## Short problem
Without including any pictures, write out the listing below exactly.

━━━━━━━━━━━━━━━━

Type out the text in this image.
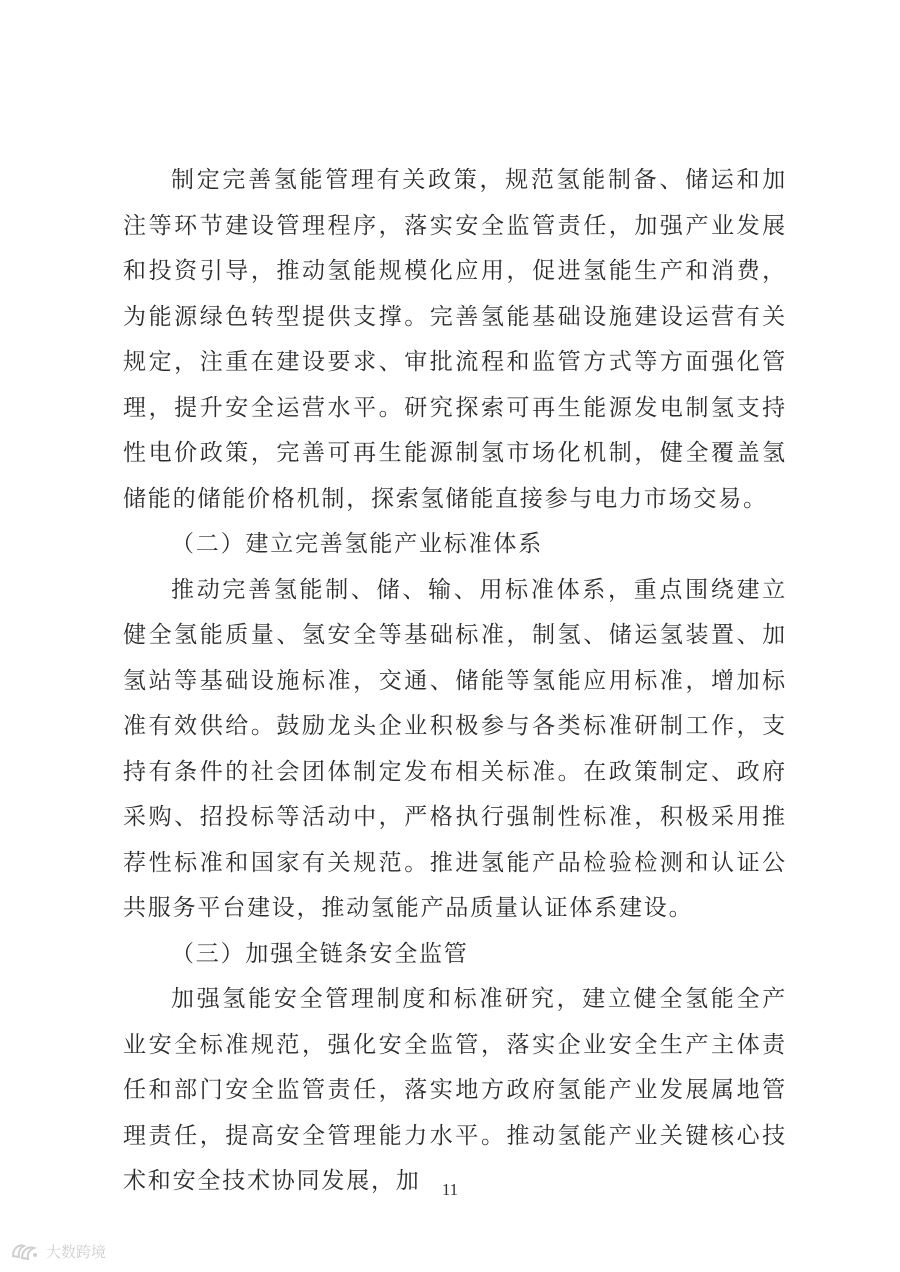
制定完善氢能管理有关政策，规范氢能制备、储运和加注等环节建设管理程序，落实安全监管责任，加强产业发展和投资引导，推动氢能规模化应用，促进氢能生产和消费，为能源绿色转型提供支撑。完善氢能基础设施建设运营有关规定，注重在建设要求、审批流程和监管方式等方面强化管理，提升安全运营水平。研究探索可再生能源发电制氢支持性电价政策，完善可再生能源制氢市场化机制，健全覆盖氢储能的储能价格机制，探索氢储能直接参与电力市场交易。

（二）建立完善氢能产业标准体系

推动完善氢能制、储、输、用标准体系，重点围绕建立健全氢能质量、氢安全等基础标准，制氢、储运氢装置、加氢站等基础设施标准，交通、储能等氢能应用标准，增加标准有效供给。鼓励龙头企业积极参与各类标准研制工作，支持有条件的社会团体制定发布相关标准。在政策制定、政府采购、招投标等活动中，严格执行强制性标准，积极采用推荐性标准和国家有关规范。推进氢能产品检验检测和认证公共服务平台建设，推动氢能产品质量认证体系建设。

（三）加强全链条安全监管

加强氢能安全管理制度和标准研究，建立健全氢能全产业安全标准规范，强化安全监管，落实企业安全生产主体责任和部门安全监管责任，落实地方政府氢能产业发展属地管理责任，提高安全管理能力水平。推动氢能产业关键核心技术和安全技术协同发展，加	11
大数跨境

━━━━━━━━━━━━━━━━

## Answer for this exercise
Type out the text in this image.
制定完善氢能管理有关政策，规范氢能制备、储运和加注等环节建设管理程序，落实安全监管责任，加强产业发展和投资引导，推动氢能规模化应用，促进氢能生产和消费，为能源绿色转型提供支撑。完善氢能基础设施建设运营有关规定，注重在建设要求、审批流程和监管方式等方面强化管理，提升安全运营水平。研究探索可再生能源发电制氢支持性电价政策，完善可再生能源制氢市场化机制，健全覆盖氢储能的储能价格机制，探索氢储能直接参与电力市场交易。

（二）建立完善氢能产业标准体系

推动完善氢能制、储、输、用标准体系，重点围绕建立健全氢能质量、氢安全等基础标准，制氢、储运氢装置、加氢站等基础设施标准，交通、储能等氢能应用标准，增加标准有效供给。鼓励龙头企业积极参与各类标准研制工作，支持有条件的社会团体制定发布相关标准。在政策制定、政府采购、招投标等活动中，严格执行强制性标准，积极采用推荐性标准和国家有关规范。推进氢能产品检验检测和认证公共服务平台建设，推动氢能产品质量认证体系建设。

（三）加强全链条安全监管

加强氢能安全管理制度和标准研究，建立健全氢能全产业安全标准规范，强化安全监管，落实企业安全生产主体责任和部门安全监管责任，落实地方政府氢能产业发展属地管理责任，提高安全管理能力水平。推动氢能产业关键核心技术和安全技术协同发展，加	11
大数跨境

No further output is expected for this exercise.